● **Task instructions**: Go through the entries below and collect each line with the string "пищу" in it.

● **Extracted data entries**:
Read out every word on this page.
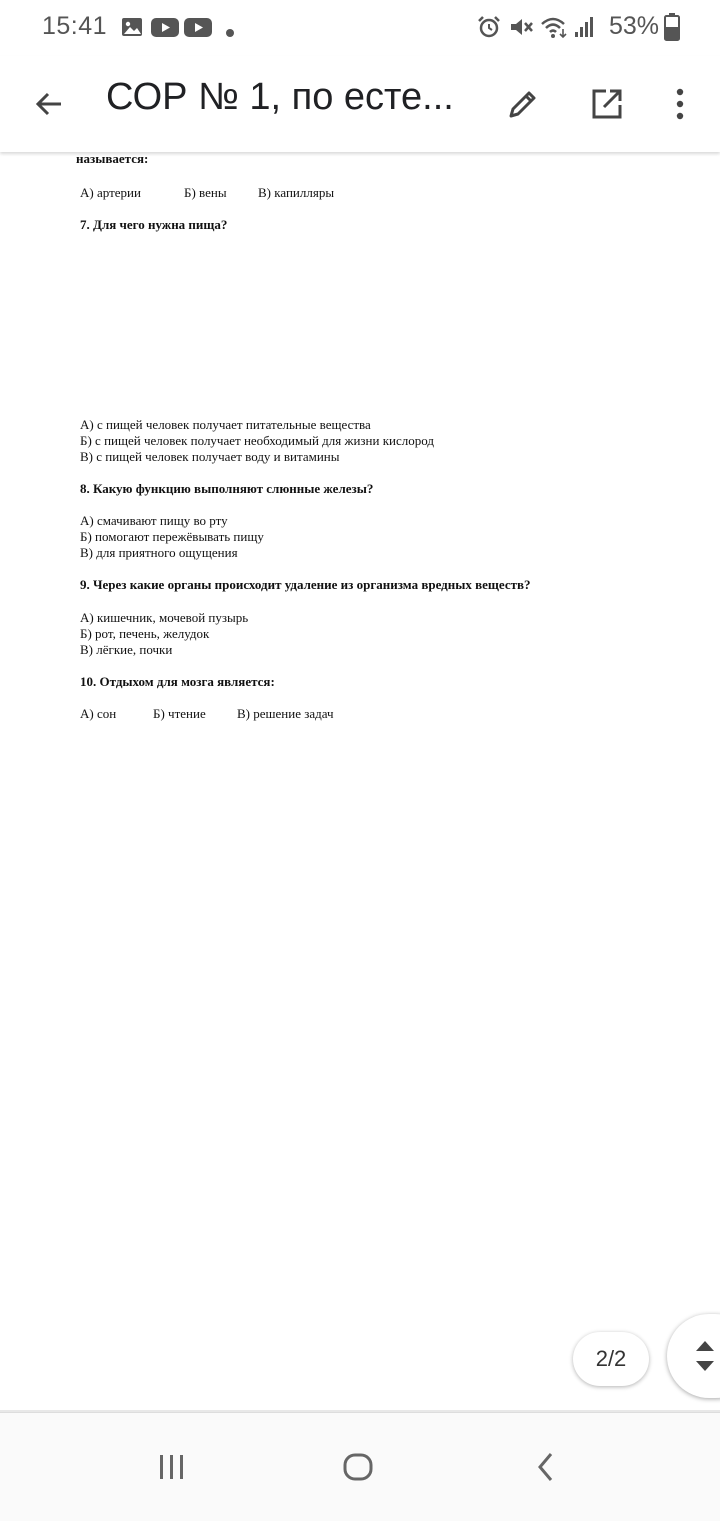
15:41	53%
СОР № 1, по есте...
называется:
А) артерии	Б) вены В) капилляры
7. Для чего нужна пища?
А) с пищей человек получает питательные вещества
Б) с пищей человек получает необходимый для жизни кислород
В) с пищей человек получает воду и витамины
8. Какую функцию выполняют слюнные железы?
А) смачивают пищу во рту
Б) помогают пережёвывать пищу
В) для приятного ощущения
9. Через какие органы происходит удаление из организма вредных веществ?
А) кишечник, мочевой пузырь
Б) рот, печень, желудок
В) лёгкие, почки
10. Отдыхом для мозга является:
А) сон	Б) чтение В) решение задач
2/2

● **Problem solution**:
А) смачивают пищу во рту
Б) помогают пережёвывать пищу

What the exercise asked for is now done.